EXERCISE BRIEF: Extract each line containing the string "城保C类".

PROVIDED DATA:
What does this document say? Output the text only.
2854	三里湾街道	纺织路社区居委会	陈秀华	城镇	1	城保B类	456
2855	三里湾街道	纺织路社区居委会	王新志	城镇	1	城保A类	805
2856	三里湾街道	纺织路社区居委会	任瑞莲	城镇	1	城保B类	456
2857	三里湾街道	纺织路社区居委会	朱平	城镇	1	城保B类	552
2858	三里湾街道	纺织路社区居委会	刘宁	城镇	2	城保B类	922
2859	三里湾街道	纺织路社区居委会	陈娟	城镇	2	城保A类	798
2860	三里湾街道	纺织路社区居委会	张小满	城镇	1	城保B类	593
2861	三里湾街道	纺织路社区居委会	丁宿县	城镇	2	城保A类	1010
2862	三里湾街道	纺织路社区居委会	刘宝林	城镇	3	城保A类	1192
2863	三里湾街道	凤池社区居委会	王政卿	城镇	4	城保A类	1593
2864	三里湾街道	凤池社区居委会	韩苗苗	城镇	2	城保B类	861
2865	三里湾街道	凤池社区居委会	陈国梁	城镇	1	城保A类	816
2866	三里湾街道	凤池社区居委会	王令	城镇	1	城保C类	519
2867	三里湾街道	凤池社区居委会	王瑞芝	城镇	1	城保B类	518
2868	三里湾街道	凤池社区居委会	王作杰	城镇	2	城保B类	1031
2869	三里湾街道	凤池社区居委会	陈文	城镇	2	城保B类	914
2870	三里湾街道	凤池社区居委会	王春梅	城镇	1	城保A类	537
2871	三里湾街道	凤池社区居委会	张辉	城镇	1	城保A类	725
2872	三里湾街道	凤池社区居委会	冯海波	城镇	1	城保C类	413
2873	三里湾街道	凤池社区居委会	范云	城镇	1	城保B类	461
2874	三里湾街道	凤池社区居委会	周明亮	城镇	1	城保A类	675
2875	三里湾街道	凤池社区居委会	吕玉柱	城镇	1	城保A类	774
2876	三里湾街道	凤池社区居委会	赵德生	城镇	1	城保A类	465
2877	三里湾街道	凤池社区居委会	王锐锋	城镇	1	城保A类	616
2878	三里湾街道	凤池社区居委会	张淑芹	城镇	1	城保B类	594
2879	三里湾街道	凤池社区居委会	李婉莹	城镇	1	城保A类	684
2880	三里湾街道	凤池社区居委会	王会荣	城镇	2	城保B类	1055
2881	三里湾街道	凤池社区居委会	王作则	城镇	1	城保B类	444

WRITTEN RESPONSE:
2866	三里湾街道	凤池社区居委会	王令	城镇	1	城保C类	519
2872	三里湾街道	凤池社区居委会	冯海波	城镇	1	城保C类	413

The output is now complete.